[start Selection]

I brought this soup to a potluck once, worried it was too simple compared to the fancy casseroles and desserts. It was gone in twenty minutes, and three people asked me to text them the recipe before I even loaded my empty pot back into the car. Sometimes the simplest things are exactly what people crave.

Making It Your Own

This soup is forgiving and loves additions. Stir in diced carrots or celery with the potatoes for extra vegetables and a little sweetness. Swap the milk for heavy cream if you want it thicker and more luxurious. Add a handful of frozen corn in the last few minutes for a pop of color and texture. You can even use Greek yogurt instead of sour cream if thats what you have on hand.

Storage and Reheating

This soup keeps beautifully in the fridge for up to four days in an airtight container. It also freezes well for up to three months, though the texture may be slightly less creamy after thawing. Reheat gently on the stovetop over low heat, stirring often, and add a splash of milk or broth if it thickens too much. The flavors deepen overnight, so leftovers often taste even better than the first bowl.

[end Selection]
[start Data excerpt]

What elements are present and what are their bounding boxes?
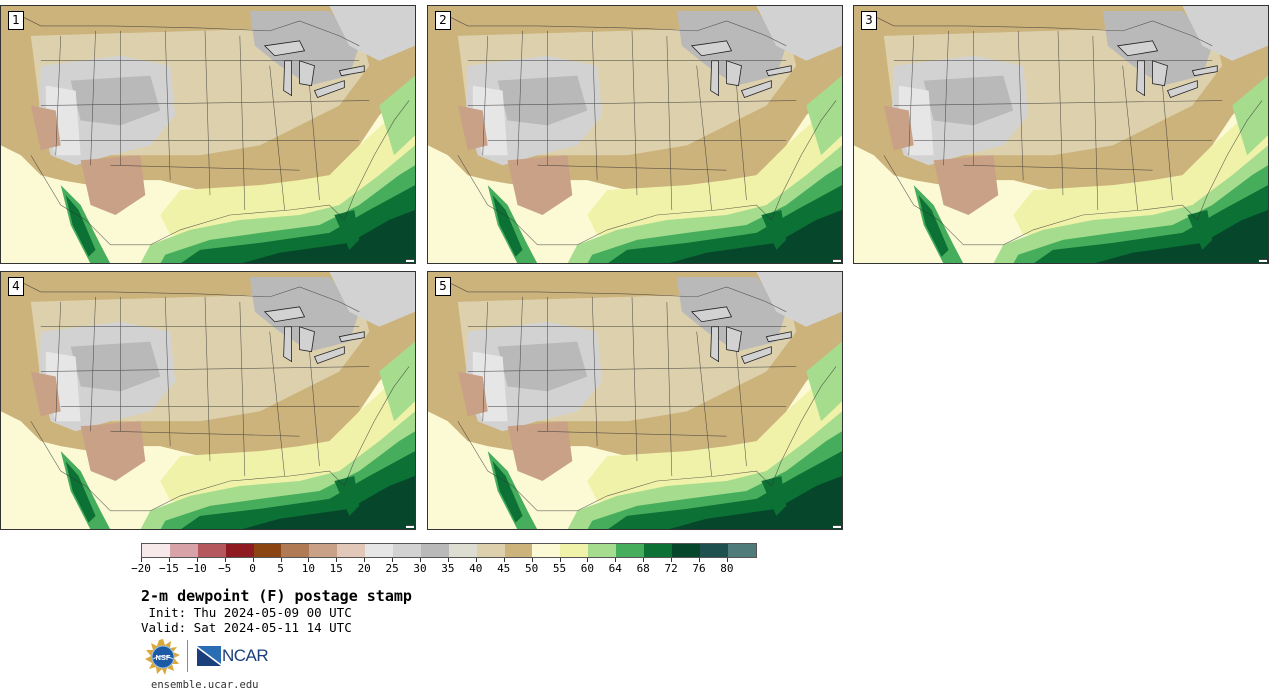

[end Data excerpt]

> _Directives_:
• a. In the soup text, rewrite the paragraph beginning "This soup keeps beautifully" as a short list that keeps its main facts.
• b. For each statement, say whether the soup text agrees, and quote the words that decide it: (i) At the potluck, the soup was gone in twenty minutes. (ii) The soup freezes well for up to six months. (iii) Greek yogurt can be used in place of sour cream.
• c. Write the next part of the soup text, picking up after its last sentence.

> _Answer set_:
• a.
- Keeps in the fridge for up to four days in an airtight container.
- Freezes for up to three months, though it may be slightly less creamy after thawing.
- Reheat gently on the stovetop over low heat, stirring often.
- Add a splash of milk or broth if it gets too thick.
- The flavors deepen overnight, so leftovers often taste better.

• b.
(i) Yes: "It was gone in twenty minutes"
(ii) No: "It also freezes well for up to three months"
(iii) Yes: "You can even use Greek yogurt instead of sour cream if thats what you have on hand."

• c.
Serving Suggestions

Serve this soup with crusty bread, cornbread, or oyster crackers on the side for dipping and crunch. A simple green salad with a tangy vinaigrette balances the richness nicely. If youre feeding a crowd, set up a topping bar with bacon, cheese, green onions, jalapeños, hot sauce, and sour cream so everyone can customize their bowl.

  • Pair it with a crisp white wine or a light beer if youre serving it for dinner guests.
  • Double the batch and freeze half for an easy meal later in the month.
  • Use vegetable broth and skip the bacon for a vegetarian version thats just as satisfying.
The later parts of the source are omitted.